**Set problem**. Write the records below out in full, character for character, with no pictures.

**Material for this task**.
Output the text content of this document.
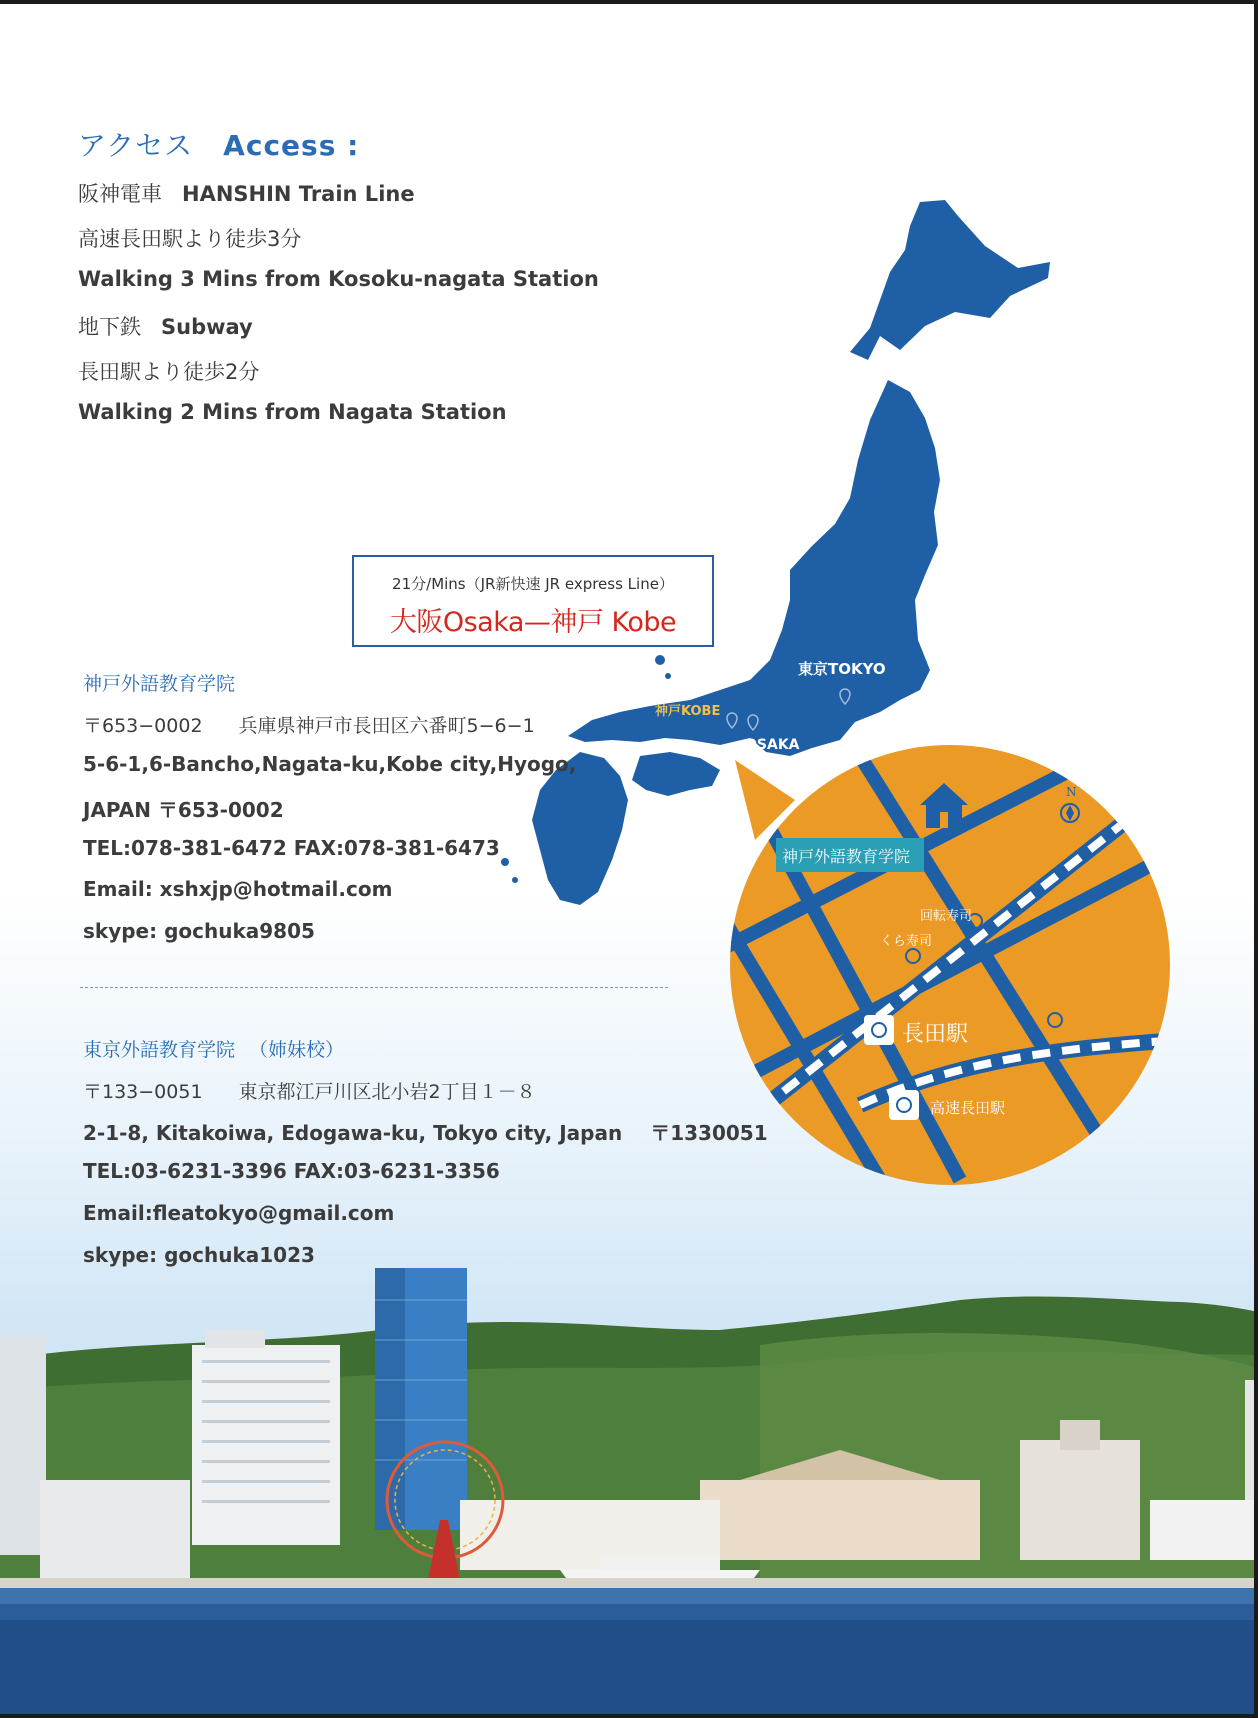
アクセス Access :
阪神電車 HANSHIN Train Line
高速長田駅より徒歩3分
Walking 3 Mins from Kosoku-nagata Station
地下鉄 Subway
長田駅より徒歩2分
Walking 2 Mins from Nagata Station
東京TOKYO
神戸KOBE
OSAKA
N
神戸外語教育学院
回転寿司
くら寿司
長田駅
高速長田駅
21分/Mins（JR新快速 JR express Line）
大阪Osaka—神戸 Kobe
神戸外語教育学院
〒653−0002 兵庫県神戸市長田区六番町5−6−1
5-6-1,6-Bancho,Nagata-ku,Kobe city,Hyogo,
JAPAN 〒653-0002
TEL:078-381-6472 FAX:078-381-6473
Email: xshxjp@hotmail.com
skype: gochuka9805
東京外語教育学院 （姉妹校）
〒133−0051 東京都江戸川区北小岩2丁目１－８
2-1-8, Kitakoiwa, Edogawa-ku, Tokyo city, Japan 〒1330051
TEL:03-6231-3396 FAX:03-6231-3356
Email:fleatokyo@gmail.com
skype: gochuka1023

**Solution**.
Output the text content of this document.
アクセス Access :
阪神電車 HANSHIN Train Line
高速長田駅より徒歩3分
Walking 3 Mins from Kosoku-nagata Station
地下鉄 Subway
長田駅より徒歩2分
Walking 2 Mins from Nagata Station
東京TOKYO
神戸KOBE
OSAKA
N
神戸外語教育学院
回転寿司
くら寿司
長田駅
高速長田駅
21分/Mins（JR新快速 JR express Line）
大阪Osaka—神戸 Kobe
神戸外語教育学院
〒653−0002 兵庫県神戸市長田区六番町5−6−1
5-6-1,6-Bancho,Nagata-ku,Kobe city,Hyogo,
JAPAN 〒653-0002
TEL:078-381-6472 FAX:078-381-6473
Email: xshxjp@hotmail.com
skype: gochuka9805
東京外語教育学院 （姉妹校）
〒133−0051 東京都江戸川区北小岩2丁目１－８
2-1-8, Kitakoiwa, Edogawa-ku, Tokyo city, Japan 〒1330051
TEL:03-6231-3396 FAX:03-6231-3356
Email:fleatokyo@gmail.com
skype: gochuka1023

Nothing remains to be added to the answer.